## start Material to process

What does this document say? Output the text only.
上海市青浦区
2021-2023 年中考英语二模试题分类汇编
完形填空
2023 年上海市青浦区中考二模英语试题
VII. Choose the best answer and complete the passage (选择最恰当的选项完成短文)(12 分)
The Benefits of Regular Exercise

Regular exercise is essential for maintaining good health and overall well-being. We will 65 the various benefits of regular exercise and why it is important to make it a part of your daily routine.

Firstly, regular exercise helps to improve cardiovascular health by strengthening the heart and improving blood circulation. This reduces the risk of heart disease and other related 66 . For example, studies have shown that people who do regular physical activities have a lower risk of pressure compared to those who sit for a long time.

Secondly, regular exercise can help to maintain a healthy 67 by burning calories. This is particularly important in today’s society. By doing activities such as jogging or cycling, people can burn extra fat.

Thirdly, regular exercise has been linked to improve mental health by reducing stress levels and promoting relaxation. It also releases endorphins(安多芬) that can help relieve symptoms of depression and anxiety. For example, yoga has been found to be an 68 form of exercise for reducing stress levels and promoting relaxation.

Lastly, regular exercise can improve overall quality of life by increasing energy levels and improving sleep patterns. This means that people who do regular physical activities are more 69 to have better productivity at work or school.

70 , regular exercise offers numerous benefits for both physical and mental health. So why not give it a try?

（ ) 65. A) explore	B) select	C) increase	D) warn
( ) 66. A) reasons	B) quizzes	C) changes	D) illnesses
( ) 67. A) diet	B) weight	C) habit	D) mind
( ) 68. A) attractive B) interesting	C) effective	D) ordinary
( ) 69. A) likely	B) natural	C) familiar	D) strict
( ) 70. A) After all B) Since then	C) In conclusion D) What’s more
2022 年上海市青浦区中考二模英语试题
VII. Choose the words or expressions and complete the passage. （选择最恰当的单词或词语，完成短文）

## end Material to process
## start Material to process

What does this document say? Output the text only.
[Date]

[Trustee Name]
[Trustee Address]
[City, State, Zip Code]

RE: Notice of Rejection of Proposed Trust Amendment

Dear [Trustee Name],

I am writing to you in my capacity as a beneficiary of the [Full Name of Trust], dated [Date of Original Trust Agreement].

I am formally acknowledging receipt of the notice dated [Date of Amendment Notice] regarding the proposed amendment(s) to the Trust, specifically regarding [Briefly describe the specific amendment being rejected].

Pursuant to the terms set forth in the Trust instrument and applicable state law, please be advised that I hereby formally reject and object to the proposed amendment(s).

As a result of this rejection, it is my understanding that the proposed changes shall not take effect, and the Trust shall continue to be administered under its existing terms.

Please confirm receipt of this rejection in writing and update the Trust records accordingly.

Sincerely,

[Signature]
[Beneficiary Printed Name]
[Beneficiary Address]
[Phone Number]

## end Material to process

Task details: List every line above containing the word "more".

Response:
Lastly, regular exercise can improve overall quality of life by increasing energy levels and improving sleep patterns. This means that people who do regular physical activities are more 69 to have better productivity at work or school.
( ) 70. A) After all B) Since then	C) In conclusion D) What’s more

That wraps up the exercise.